- Input for this task
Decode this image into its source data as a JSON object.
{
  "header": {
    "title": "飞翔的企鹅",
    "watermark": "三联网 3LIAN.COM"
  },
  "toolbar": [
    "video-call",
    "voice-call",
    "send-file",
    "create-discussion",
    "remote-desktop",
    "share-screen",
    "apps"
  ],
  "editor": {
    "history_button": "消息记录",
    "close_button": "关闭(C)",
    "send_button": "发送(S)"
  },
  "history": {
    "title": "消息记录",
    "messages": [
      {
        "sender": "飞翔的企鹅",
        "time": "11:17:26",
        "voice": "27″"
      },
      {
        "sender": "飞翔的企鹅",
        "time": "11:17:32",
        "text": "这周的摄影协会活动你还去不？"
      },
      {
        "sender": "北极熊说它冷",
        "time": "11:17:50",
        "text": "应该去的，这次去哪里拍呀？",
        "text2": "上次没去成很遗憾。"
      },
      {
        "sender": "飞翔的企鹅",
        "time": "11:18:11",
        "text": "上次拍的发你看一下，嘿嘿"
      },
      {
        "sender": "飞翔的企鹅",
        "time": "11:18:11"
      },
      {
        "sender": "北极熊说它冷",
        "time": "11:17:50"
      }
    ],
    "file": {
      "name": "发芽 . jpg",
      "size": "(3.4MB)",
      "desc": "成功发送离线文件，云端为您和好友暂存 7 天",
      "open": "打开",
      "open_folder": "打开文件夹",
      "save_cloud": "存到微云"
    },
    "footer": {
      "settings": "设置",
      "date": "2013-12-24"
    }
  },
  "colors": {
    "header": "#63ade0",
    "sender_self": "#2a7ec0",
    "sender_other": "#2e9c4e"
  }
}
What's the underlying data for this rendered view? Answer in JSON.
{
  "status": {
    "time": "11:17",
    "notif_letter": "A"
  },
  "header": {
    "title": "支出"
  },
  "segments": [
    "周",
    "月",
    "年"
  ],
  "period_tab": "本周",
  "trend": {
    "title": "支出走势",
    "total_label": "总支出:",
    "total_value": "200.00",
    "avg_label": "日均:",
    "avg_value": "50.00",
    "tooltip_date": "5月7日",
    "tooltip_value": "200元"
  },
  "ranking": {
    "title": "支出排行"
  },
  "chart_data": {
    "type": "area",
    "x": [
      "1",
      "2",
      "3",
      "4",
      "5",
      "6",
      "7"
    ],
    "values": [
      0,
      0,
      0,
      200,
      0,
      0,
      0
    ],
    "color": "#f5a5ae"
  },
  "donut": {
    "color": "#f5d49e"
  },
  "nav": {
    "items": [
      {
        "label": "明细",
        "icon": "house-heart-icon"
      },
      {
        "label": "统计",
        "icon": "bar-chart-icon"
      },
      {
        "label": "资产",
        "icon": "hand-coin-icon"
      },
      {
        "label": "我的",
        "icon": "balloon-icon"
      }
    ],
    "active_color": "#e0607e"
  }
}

- Exercise prompt
The answer consists only of the lines from the one containing "What's the underlying" to the end of the records, each written out exactly.

- Result of the task
What's the underlying data for this rendered view? Answer in JSON.
{
  "status": {
    "time": "11:17",
    "notif_letter": "A"
  },
  "header": {
    "title": "支出"
  },
  "segments": [
    "周",
    "月",
    "年"
  ],
  "period_tab": "本周",
  "trend": {
    "title": "支出走势",
    "total_label": "总支出:",
    "total_value": "200.00",
    "avg_label": "日均:",
    "avg_value": "50.00",
    "tooltip_date": "5月7日",
    "tooltip_value": "200元"
  },
  "ranking": {
    "title": "支出排行"
  },
  "chart_data": {
    "type": "area",
    "x": [
      "1",
      "2",
      "3",
      "4",
      "5",
      "6",
      "7"
    ],
    "values": [
      0,
      0,
      0,
      200,
      0,
      0,
      0
    ],
    "color": "#f5a5ae"
  },
  "donut": {
    "color": "#f5d49e"
  },
  "nav": {
    "items": [
      {
        "label": "明细",
        "icon": "house-heart-icon"
      },
      {
        "label": "统计",
        "icon": "bar-chart-icon"
      },
      {
        "label": "资产",
        "icon": "hand-coin-icon"
      },
      {
        "label": "我的",
        "icon": "balloon-icon"
      }
    ],
    "active_color": "#e0607e"
  }
}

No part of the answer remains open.